YOUR INSTRUCTIONS
Find every line with the word "Annoyed" and give their count, nothing else.

AVAILABLE DATA
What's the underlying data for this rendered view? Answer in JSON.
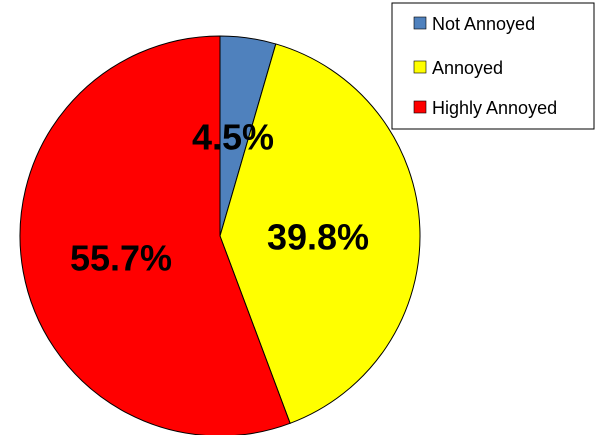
{
  "chart_data": {
    "type": "pie",
    "categories": [
      "Not Annoyed",
      "Annoyed",
      "Highly Annoyed"
    ],
    "values": [
      4.5,
      39.8,
      55.7
    ],
    "labels": [
      "4.5%",
      "39.8%",
      "55.7%"
    ],
    "colors": [
      "#4f81bd",
      "#ffff00",
      "#ff0000"
    ],
    "start_angle": "12 o'clock",
    "direction": "clockwise",
    "legend": {
      "placement": "top-right",
      "entries": [
        "Not Annoyed",
        "Annoyed",
        "Highly Annoyed"
      ]
    }
  }
}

EXERCISE ANSWER
6